## Task directions:
Return the number of lines that include the string "strain", without any other text.

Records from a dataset
=-=-=
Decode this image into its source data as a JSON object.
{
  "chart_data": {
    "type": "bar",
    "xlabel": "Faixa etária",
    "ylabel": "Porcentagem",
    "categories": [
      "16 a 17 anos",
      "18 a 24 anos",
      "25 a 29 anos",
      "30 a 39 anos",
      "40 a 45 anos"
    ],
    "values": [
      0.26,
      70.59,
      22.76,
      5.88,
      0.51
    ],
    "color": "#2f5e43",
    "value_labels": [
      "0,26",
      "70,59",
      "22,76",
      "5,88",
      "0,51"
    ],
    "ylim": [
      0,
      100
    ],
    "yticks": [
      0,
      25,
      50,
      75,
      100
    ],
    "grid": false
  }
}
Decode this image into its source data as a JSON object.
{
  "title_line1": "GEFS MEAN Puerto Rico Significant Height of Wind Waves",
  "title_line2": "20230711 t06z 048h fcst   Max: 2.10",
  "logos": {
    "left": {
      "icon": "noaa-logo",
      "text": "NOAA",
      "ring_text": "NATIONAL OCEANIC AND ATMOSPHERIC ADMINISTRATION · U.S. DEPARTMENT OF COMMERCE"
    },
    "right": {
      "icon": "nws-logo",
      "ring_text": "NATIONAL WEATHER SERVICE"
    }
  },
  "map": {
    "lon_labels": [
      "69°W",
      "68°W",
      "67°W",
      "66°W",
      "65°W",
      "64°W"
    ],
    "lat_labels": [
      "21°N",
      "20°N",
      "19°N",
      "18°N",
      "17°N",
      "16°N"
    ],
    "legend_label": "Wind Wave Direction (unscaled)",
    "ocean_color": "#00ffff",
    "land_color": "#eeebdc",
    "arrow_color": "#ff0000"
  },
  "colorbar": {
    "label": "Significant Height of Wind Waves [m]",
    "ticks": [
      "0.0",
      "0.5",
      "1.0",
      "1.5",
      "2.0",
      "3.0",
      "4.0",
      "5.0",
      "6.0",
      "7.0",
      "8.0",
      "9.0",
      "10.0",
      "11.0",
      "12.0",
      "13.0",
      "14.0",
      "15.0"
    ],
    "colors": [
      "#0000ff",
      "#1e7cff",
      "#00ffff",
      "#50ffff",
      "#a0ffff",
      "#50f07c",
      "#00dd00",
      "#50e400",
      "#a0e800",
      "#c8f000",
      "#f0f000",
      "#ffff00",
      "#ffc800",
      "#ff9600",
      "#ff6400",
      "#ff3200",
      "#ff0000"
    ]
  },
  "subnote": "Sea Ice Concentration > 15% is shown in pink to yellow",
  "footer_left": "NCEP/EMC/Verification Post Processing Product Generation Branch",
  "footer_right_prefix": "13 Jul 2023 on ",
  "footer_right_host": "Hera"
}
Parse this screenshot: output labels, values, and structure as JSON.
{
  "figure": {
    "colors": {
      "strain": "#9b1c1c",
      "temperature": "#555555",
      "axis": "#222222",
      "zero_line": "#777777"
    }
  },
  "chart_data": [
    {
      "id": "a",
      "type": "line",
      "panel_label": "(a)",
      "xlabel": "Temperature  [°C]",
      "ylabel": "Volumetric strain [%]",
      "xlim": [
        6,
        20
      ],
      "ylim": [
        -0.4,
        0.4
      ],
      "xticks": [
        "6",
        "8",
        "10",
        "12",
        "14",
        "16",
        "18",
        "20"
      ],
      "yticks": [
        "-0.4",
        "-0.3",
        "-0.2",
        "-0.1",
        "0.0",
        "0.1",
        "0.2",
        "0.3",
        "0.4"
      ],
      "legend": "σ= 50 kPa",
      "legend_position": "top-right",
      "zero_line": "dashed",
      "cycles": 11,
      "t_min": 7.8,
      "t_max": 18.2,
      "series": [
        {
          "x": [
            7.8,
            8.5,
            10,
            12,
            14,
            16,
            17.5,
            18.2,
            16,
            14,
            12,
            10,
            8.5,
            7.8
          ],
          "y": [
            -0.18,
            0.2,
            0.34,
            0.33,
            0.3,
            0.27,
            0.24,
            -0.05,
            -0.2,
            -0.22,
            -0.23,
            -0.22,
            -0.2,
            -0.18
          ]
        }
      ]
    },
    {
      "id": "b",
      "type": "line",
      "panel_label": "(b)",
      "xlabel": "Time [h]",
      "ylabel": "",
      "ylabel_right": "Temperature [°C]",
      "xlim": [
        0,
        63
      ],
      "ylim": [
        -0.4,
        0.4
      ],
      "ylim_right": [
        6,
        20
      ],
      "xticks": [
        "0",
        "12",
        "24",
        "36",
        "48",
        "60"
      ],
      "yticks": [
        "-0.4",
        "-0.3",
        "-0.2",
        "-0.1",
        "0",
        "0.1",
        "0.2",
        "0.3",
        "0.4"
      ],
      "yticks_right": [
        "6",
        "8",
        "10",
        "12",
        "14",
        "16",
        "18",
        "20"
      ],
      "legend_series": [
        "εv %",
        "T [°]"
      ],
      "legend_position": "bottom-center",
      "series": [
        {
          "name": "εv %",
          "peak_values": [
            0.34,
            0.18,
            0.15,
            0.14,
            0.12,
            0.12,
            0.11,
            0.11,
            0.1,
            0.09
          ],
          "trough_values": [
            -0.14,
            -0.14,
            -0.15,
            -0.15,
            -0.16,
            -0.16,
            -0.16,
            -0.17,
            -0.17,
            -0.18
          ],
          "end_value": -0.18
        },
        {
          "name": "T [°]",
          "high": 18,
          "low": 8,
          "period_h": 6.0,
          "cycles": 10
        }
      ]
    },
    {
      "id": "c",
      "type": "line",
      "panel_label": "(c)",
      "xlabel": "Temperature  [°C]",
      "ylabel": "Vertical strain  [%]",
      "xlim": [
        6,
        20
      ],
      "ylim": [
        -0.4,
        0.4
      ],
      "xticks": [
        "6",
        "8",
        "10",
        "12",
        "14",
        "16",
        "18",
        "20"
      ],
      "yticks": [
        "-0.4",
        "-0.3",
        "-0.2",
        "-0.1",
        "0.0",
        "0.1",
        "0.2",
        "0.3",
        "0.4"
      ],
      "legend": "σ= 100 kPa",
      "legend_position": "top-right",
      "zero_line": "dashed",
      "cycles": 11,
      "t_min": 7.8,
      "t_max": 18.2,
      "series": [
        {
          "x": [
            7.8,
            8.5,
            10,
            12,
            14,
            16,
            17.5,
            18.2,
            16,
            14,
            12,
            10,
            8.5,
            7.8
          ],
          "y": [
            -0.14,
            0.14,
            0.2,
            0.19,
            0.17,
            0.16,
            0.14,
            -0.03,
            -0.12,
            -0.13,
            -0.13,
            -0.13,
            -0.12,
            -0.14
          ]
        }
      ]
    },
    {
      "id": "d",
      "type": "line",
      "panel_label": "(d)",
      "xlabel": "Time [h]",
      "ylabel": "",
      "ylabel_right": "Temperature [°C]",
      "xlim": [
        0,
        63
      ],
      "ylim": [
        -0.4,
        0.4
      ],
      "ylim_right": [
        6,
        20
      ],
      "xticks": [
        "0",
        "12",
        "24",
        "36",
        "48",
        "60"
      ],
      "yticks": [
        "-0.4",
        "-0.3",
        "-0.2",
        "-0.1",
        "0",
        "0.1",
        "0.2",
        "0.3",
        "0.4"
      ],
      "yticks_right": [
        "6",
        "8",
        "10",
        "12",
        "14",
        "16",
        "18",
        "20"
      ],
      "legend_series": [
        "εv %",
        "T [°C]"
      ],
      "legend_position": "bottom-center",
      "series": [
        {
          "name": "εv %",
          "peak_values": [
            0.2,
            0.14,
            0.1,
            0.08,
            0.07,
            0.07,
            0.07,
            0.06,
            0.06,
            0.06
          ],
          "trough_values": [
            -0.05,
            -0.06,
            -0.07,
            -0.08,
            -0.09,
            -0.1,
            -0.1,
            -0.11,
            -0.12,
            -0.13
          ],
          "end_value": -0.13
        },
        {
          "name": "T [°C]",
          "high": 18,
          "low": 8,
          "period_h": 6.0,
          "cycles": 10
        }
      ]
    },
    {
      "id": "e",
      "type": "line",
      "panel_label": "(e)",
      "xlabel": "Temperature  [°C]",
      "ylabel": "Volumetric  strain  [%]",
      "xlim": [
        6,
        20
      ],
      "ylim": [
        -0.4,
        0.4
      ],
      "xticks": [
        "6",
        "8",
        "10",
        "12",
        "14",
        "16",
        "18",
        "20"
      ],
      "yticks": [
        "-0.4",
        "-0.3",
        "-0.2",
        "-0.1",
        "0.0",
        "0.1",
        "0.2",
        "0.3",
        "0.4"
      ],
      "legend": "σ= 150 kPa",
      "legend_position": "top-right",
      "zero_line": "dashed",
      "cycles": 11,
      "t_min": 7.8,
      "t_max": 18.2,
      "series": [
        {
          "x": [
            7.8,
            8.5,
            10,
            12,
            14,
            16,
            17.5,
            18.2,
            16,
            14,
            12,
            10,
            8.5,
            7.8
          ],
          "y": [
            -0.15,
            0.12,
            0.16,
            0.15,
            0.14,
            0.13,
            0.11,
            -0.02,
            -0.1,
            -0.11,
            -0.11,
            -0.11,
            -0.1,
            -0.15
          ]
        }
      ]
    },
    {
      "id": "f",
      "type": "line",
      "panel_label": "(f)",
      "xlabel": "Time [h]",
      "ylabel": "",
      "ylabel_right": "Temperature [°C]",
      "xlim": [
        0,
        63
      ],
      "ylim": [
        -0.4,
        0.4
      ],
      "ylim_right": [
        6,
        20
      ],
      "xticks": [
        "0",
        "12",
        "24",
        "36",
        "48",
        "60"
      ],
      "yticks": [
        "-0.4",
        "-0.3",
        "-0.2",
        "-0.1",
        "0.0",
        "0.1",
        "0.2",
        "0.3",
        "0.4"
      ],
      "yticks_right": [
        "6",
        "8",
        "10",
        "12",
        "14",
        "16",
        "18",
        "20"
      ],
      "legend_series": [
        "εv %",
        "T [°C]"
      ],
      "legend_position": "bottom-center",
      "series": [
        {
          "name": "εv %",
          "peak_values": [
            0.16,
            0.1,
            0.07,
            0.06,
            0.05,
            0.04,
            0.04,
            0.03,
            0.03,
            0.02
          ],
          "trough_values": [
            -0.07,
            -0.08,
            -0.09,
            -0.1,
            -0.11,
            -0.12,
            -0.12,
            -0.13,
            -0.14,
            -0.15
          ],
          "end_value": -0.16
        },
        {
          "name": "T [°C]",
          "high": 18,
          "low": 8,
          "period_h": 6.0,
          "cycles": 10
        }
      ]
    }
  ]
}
=-=-=
## Answer:
4